[Dataset items]
— Begin —

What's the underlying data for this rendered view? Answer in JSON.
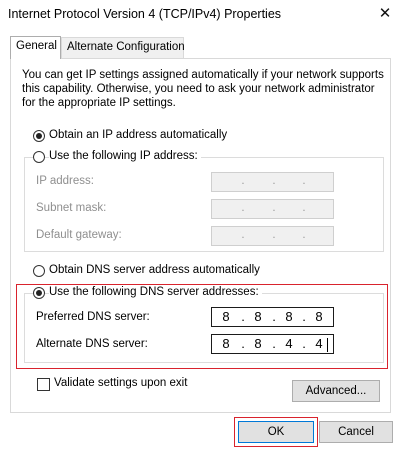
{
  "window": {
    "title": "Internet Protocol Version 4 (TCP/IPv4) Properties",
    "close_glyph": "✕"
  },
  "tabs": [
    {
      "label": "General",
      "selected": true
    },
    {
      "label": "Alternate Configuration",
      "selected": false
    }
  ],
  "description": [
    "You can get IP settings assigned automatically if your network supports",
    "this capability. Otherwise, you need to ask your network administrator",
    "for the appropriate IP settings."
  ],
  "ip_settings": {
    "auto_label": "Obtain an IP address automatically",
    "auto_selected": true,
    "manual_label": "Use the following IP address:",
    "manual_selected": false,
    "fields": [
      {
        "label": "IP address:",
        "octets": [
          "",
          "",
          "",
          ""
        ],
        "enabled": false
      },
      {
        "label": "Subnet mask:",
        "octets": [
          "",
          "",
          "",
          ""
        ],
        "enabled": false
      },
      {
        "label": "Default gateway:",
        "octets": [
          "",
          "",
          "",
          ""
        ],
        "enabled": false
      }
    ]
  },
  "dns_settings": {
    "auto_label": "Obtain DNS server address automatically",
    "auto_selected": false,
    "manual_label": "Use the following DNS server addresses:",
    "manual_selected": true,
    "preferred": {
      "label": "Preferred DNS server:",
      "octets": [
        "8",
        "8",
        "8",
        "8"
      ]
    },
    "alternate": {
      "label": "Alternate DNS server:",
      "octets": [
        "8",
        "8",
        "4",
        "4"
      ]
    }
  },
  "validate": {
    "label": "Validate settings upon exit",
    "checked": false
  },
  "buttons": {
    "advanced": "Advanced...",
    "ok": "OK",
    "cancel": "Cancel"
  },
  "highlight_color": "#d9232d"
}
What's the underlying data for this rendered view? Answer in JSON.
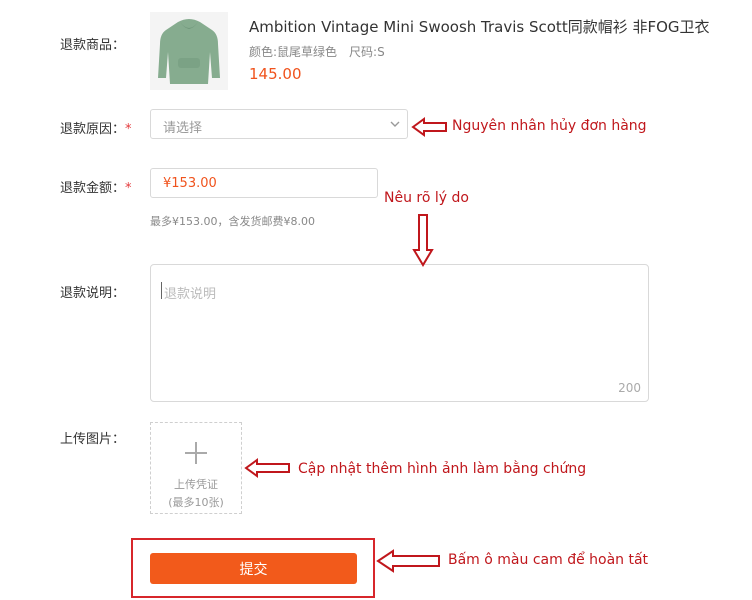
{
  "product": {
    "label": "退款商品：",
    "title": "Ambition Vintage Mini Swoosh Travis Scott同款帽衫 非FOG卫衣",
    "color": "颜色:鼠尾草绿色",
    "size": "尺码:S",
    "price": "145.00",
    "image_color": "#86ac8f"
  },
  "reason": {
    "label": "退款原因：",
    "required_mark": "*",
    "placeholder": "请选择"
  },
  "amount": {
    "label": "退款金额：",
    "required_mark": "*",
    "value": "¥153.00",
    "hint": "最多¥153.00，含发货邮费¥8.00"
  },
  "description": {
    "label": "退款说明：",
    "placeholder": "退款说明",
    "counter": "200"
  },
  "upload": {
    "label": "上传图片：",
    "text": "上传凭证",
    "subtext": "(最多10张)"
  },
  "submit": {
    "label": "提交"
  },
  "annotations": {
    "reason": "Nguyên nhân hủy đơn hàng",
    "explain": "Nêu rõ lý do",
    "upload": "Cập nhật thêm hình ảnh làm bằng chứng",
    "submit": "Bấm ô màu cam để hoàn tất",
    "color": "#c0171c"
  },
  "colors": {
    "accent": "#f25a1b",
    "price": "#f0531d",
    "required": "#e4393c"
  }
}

— End —
— Begin —

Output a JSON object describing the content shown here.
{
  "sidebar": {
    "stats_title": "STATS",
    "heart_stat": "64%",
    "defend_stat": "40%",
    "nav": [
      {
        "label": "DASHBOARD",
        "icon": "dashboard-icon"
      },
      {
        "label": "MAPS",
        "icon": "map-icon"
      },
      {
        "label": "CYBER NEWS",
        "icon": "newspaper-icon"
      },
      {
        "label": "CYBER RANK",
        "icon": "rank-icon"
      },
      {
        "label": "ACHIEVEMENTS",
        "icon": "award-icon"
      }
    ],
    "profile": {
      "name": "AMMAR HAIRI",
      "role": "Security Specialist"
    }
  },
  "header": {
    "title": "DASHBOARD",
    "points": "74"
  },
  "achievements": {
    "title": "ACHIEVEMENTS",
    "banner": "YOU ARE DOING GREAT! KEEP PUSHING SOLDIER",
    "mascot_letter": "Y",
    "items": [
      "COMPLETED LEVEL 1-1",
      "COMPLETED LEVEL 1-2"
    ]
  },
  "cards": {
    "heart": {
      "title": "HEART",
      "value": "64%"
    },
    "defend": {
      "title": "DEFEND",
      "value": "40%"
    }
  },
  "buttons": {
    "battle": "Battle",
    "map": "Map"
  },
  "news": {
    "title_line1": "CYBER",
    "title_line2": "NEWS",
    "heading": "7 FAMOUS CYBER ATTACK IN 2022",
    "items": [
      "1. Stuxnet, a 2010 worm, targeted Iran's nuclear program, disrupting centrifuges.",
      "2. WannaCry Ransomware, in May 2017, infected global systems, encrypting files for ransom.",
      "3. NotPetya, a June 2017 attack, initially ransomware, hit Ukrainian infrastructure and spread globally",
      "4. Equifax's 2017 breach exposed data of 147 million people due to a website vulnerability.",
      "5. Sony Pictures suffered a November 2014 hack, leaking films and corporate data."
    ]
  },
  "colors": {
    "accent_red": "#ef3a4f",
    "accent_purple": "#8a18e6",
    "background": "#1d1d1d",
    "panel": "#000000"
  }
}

— End —
— Begin —

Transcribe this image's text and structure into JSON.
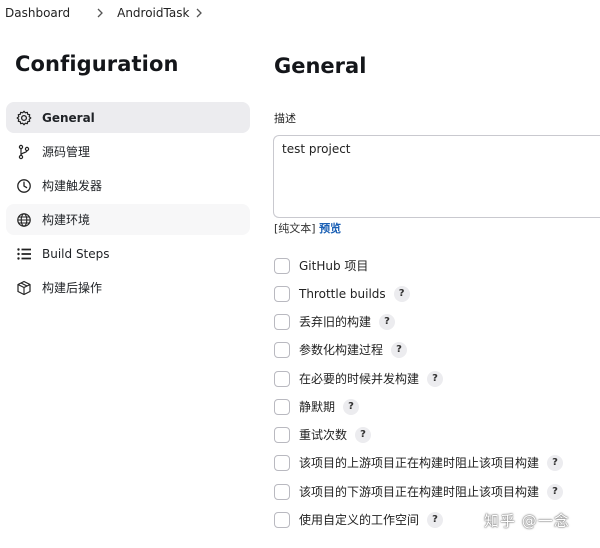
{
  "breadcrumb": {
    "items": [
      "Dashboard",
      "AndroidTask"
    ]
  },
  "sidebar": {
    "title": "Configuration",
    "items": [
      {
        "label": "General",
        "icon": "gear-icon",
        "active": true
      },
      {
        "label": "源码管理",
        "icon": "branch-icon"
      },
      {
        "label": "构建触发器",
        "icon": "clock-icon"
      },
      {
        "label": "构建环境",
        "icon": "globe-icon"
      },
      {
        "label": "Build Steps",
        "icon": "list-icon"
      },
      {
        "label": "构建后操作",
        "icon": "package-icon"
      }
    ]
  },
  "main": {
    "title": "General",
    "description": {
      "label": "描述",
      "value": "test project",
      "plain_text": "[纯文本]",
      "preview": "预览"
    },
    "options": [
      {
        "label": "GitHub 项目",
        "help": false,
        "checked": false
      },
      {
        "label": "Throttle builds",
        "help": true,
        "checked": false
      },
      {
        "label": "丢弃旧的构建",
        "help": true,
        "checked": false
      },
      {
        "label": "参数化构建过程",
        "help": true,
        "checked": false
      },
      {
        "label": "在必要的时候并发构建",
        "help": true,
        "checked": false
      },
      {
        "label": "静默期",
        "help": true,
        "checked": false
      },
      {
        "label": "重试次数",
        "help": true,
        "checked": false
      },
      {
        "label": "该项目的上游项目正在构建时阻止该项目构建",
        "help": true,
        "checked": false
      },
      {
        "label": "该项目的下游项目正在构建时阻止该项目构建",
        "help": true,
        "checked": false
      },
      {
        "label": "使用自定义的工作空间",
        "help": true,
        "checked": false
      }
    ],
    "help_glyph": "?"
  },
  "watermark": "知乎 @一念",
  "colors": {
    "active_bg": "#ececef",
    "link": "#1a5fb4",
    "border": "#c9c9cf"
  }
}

— End —

What you should do — Look through the material and copy each line that has "submit".

Exercise output —
  "submit": {
    "submit": "Bấm ô màu cam để hoàn tất",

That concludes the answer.